▶ WHAT IS REQUIRED
Repeat each line of the material below exactly as it appears, minus any pictures.

▶ Stored dataset items

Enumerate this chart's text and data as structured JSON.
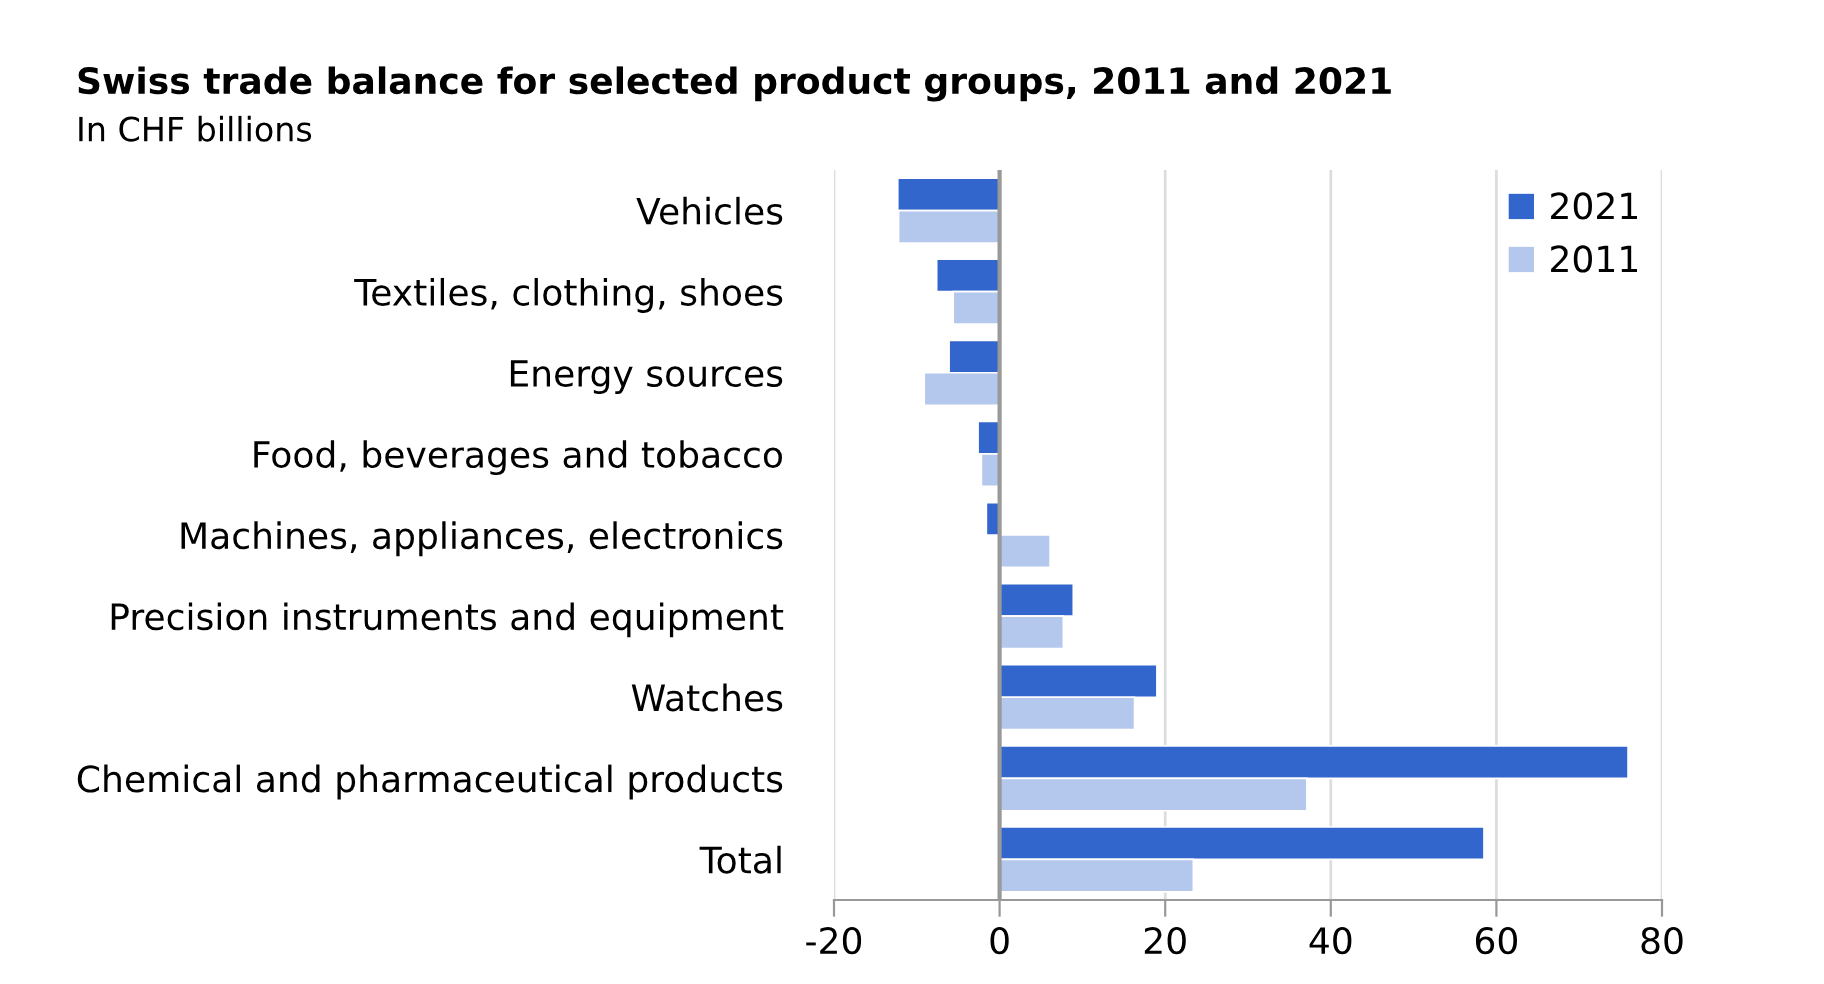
{
  "chart_data": {
    "type": "bar",
    "orientation": "horizontal",
    "title": "Swiss trade balance for selected product groups, 2011 and 2021",
    "subtitle": "In CHF billions",
    "categories": [
      "Vehicles",
      "Textiles, clothing, shoes",
      "Energy sources",
      "Food, beverages and tobacco",
      "Machines, appliances, electronics",
      "Precision instruments and equipment",
      "Watches",
      "Chemical and pharmaceutical products",
      "Total"
    ],
    "series": [
      {
        "name": "2021",
        "color": "#3366cc",
        "values": [
          -12.3,
          -7.6,
          -6.1,
          -2.6,
          -1.6,
          8.9,
          19.0,
          75.9,
          58.5
        ]
      },
      {
        "name": "2011",
        "color": "#b4c7ec",
        "values": [
          -12.2,
          -5.6,
          -9.1,
          -2.2,
          6.1,
          7.7,
          16.3,
          37.1,
          23.4
        ]
      }
    ],
    "xlim": [
      -20,
      80
    ],
    "xticks": [
      -20,
      0,
      20,
      40,
      60,
      80
    ],
    "grid": "x",
    "legend": "top right"
  }
}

▶ RESULT OF THE TASK
Enumerate this chart's text and data as structured JSON.
{
  "chart_data": {
    "type": "bar",
    "orientation": "horizontal",
    "title": "Swiss trade balance for selected product groups, 2011 and 2021",
    "subtitle": "In CHF billions",
    "categories": [
      "Vehicles",
      "Textiles, clothing, shoes",
      "Energy sources",
      "Food, beverages and tobacco",
      "Machines, appliances, electronics",
      "Precision instruments and equipment",
      "Watches",
      "Chemical and pharmaceutical products",
      "Total"
    ],
    "series": [
      {
        "name": "2021",
        "color": "#3366cc",
        "values": [
          -12.3,
          -7.6,
          -6.1,
          -2.6,
          -1.6,
          8.9,
          19.0,
          75.9,
          58.5
        ]
      },
      {
        "name": "2011",
        "color": "#b4c7ec",
        "values": [
          -12.2,
          -5.6,
          -9.1,
          -2.2,
          6.1,
          7.7,
          16.3,
          37.1,
          23.4
        ]
      }
    ],
    "xlim": [
      -20,
      80
    ],
    "xticks": [
      -20,
      0,
      20,
      40,
      60,
      80
    ],
    "grid": "x",
    "legend": "top right"
  }
}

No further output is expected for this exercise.